-------- The data

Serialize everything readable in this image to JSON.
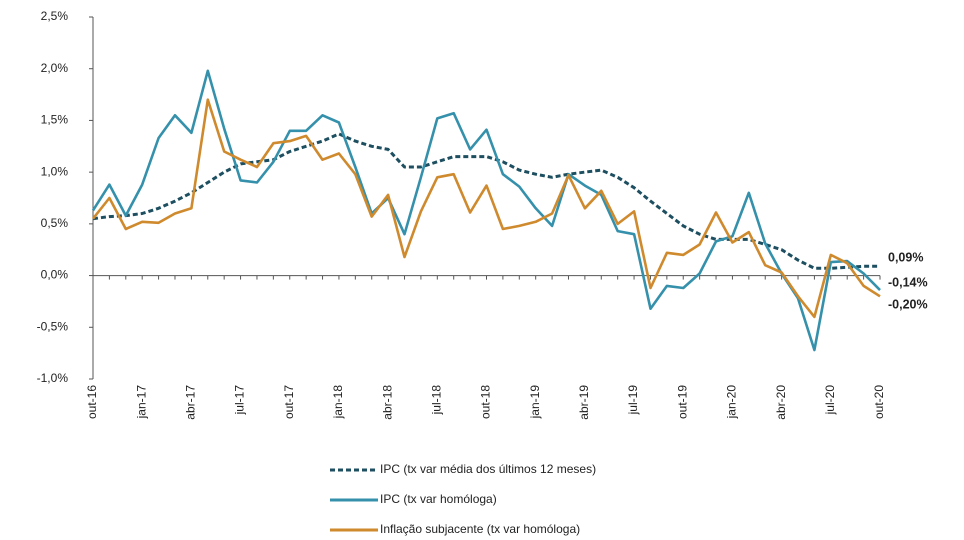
{
  "chart_data": {
    "type": "line",
    "categories": [
      "out-16",
      null,
      null,
      "jan-17",
      null,
      null,
      "abr-17",
      null,
      null,
      "jul-17",
      null,
      null,
      "out-17",
      null,
      null,
      "jan-18",
      null,
      null,
      "abr-18",
      null,
      null,
      "jul-18",
      null,
      null,
      "out-18",
      null,
      null,
      "jan-19",
      null,
      null,
      "abr-19",
      null,
      null,
      "jul-19",
      null,
      null,
      "out-19",
      null,
      null,
      "jan-20",
      null,
      null,
      "abr-20",
      null,
      null,
      "jul-20",
      null,
      null,
      "out-20"
    ],
    "ylim": [
      -1.0,
      2.5
    ],
    "yticks": [
      {
        "value": -1.0,
        "label": "-1,0%"
      },
      {
        "value": -0.5,
        "label": "-0,5%"
      },
      {
        "value": 0.0,
        "label": "0,0%"
      },
      {
        "value": 0.5,
        "label": "0,5%"
      },
      {
        "value": 1.0,
        "label": "1,0%"
      },
      {
        "value": 1.5,
        "label": "1,5%"
      },
      {
        "value": 2.0,
        "label": "2,0%"
      },
      {
        "value": 2.5,
        "label": "2,5%"
      }
    ],
    "grid": false,
    "legend": "bottom",
    "series": [
      {
        "name": "IPC (tx var média dos últimos 12 meses)",
        "color": "#1d4f60",
        "dash": true,
        "end_label": "0,09%",
        "values": [
          0.55,
          0.57,
          0.58,
          0.6,
          0.65,
          0.72,
          0.8,
          0.9,
          1.0,
          1.08,
          1.1,
          1.12,
          1.2,
          1.25,
          1.3,
          1.37,
          1.3,
          1.25,
          1.22,
          1.05,
          1.05,
          1.1,
          1.15,
          1.15,
          1.15,
          1.1,
          1.02,
          0.98,
          0.95,
          0.98,
          1.0,
          1.02,
          0.95,
          0.85,
          0.72,
          0.6,
          0.48,
          0.4,
          0.35,
          0.35,
          0.35,
          0.3,
          0.25,
          0.15,
          0.07,
          0.07,
          0.08,
          0.09,
          0.09
        ]
      },
      {
        "name": "IPC (tx var homóloga)",
        "color": "#3591ab",
        "dash": false,
        "end_label": "-0,14%",
        "values": [
          0.63,
          0.88,
          0.58,
          0.88,
          1.33,
          1.55,
          1.38,
          1.98,
          1.42,
          0.92,
          0.9,
          1.1,
          1.4,
          1.4,
          1.55,
          1.48,
          1.05,
          0.6,
          0.75,
          0.4,
          0.95,
          1.52,
          1.57,
          1.22,
          1.41,
          0.98,
          0.86,
          0.65,
          0.48,
          0.98,
          0.87,
          0.78,
          0.43,
          0.4,
          -0.32,
          -0.1,
          -0.12,
          0.02,
          0.33,
          0.38,
          0.8,
          0.31,
          0.02,
          -0.22,
          -0.72,
          0.13,
          0.14,
          0.02,
          -0.14
        ]
      },
      {
        "name": "Inflação subjacente (tx var homóloga)",
        "color": "#cf8a2e",
        "dash": false,
        "end_label": "-0,20%",
        "values": [
          0.55,
          0.75,
          0.45,
          0.52,
          0.51,
          0.6,
          0.65,
          1.7,
          1.2,
          1.12,
          1.05,
          1.28,
          1.3,
          1.35,
          1.12,
          1.18,
          0.98,
          0.57,
          0.78,
          0.18,
          0.62,
          0.95,
          0.98,
          0.61,
          0.87,
          0.45,
          0.48,
          0.52,
          0.6,
          0.97,
          0.65,
          0.82,
          0.5,
          0.62,
          -0.12,
          0.22,
          0.2,
          0.3,
          0.61,
          0.32,
          0.42,
          0.1,
          0.03,
          -0.2,
          -0.4,
          0.2,
          0.12,
          -0.1,
          -0.2
        ]
      }
    ]
  }
}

----------------

*Given instruction*
Pick out the lines containing the string "name" and show them.

*Correct answer*
        "name": "IPC (tx var média dos últimos 12 meses)",
        "name": "IPC (tx var homóloga)",
        "name": "Inflação subjacente (tx var homóloga)",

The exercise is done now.